### Problem requirements
For every line in the data below that contains "ylabel", copy the line.

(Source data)
+--

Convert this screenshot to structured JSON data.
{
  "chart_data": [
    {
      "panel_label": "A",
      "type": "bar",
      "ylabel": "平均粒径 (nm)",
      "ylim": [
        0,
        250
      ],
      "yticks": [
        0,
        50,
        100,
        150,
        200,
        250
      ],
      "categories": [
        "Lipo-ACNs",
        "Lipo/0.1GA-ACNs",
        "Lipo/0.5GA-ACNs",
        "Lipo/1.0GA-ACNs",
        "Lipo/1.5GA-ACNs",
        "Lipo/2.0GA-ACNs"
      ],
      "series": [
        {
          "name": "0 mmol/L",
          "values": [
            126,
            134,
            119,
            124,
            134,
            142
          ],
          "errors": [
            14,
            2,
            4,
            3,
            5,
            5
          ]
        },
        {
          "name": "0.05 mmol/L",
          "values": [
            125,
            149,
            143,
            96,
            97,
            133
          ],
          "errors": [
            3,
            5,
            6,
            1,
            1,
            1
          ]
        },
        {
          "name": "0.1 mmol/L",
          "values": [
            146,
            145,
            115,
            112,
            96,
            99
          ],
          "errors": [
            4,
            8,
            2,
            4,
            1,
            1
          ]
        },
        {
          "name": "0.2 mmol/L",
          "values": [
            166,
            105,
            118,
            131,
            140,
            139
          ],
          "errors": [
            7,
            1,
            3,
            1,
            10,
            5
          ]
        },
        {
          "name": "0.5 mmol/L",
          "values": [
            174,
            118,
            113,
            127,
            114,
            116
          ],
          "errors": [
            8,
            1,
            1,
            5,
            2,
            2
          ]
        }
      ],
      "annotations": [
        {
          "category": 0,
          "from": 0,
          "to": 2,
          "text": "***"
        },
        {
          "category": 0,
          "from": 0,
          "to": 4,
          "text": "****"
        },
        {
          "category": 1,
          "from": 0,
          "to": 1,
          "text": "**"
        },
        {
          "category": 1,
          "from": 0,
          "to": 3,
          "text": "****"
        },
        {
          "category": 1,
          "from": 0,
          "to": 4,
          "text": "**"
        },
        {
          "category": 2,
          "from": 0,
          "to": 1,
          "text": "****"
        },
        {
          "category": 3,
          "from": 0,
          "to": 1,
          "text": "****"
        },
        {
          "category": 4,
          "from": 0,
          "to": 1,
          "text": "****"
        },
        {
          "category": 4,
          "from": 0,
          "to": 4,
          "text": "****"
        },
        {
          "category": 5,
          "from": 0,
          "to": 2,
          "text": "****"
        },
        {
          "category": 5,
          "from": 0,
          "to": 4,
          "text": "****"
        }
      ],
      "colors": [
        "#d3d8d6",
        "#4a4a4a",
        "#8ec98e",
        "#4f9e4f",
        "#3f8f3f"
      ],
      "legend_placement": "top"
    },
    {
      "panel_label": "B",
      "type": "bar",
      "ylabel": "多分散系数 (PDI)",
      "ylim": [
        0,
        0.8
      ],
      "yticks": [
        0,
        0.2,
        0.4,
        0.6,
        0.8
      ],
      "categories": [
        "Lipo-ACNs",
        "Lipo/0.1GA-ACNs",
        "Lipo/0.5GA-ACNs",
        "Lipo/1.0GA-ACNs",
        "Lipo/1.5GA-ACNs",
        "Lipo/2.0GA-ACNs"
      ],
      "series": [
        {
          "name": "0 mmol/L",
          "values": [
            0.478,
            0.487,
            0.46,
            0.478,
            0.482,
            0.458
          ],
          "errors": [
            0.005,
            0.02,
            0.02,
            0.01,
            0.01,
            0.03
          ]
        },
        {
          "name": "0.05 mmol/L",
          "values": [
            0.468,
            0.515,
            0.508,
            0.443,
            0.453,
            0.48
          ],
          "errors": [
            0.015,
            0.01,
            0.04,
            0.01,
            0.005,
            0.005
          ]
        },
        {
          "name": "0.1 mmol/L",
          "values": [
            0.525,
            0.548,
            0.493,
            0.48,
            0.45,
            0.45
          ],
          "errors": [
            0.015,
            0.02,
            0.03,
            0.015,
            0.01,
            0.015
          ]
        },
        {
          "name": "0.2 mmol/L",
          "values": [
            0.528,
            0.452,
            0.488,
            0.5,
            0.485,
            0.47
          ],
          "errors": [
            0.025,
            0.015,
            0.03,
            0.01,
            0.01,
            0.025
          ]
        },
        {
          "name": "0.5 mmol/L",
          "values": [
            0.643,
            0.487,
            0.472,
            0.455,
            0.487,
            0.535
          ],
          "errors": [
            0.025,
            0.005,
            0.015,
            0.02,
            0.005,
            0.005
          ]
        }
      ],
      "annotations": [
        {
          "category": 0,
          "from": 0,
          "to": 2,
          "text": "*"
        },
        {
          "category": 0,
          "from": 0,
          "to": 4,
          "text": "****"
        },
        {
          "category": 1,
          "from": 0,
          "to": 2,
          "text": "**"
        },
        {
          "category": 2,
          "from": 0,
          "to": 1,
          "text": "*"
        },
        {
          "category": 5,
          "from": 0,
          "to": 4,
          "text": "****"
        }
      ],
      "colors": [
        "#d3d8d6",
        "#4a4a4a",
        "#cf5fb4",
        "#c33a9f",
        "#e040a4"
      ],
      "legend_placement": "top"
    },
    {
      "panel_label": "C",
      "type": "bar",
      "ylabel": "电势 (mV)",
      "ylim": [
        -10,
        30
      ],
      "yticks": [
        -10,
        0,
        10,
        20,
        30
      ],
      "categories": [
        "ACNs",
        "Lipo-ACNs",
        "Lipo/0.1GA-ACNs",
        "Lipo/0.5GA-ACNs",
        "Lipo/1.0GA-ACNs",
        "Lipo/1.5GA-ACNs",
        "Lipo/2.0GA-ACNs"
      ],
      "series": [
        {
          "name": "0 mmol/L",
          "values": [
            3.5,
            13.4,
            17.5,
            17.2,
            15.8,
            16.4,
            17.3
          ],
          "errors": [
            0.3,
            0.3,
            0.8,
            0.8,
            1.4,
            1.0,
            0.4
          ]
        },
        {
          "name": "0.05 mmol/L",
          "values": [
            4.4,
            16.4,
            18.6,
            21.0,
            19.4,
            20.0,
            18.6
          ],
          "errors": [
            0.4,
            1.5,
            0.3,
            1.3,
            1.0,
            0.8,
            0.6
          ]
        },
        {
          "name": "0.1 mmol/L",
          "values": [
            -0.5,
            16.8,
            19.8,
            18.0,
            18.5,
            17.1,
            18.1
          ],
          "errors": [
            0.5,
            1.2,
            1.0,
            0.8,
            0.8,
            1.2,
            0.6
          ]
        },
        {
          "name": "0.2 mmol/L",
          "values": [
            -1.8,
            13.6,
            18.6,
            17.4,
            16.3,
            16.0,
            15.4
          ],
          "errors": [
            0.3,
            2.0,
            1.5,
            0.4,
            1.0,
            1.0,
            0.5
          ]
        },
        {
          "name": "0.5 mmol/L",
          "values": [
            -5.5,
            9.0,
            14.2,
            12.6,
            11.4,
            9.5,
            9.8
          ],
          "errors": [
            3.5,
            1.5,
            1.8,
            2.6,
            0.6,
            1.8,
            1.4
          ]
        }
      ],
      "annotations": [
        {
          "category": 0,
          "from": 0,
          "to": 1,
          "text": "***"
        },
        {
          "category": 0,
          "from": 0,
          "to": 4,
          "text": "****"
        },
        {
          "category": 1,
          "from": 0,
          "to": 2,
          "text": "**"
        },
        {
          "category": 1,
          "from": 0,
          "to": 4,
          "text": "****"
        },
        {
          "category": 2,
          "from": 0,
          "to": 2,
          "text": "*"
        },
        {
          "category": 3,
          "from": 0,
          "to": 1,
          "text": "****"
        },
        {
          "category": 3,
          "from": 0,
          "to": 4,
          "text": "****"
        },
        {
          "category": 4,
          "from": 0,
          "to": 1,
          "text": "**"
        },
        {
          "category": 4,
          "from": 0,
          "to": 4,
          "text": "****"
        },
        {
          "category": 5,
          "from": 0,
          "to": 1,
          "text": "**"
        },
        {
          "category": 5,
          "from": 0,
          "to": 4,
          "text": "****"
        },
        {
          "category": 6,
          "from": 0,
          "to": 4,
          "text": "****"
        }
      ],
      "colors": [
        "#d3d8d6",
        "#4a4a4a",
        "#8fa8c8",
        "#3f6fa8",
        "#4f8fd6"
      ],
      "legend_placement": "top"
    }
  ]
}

+--

### Result below
      "ylabel": "平均粒径 (nm)",
      "ylabel": "多分散系数 (PDI)",
      "ylabel": "电势 (mV)",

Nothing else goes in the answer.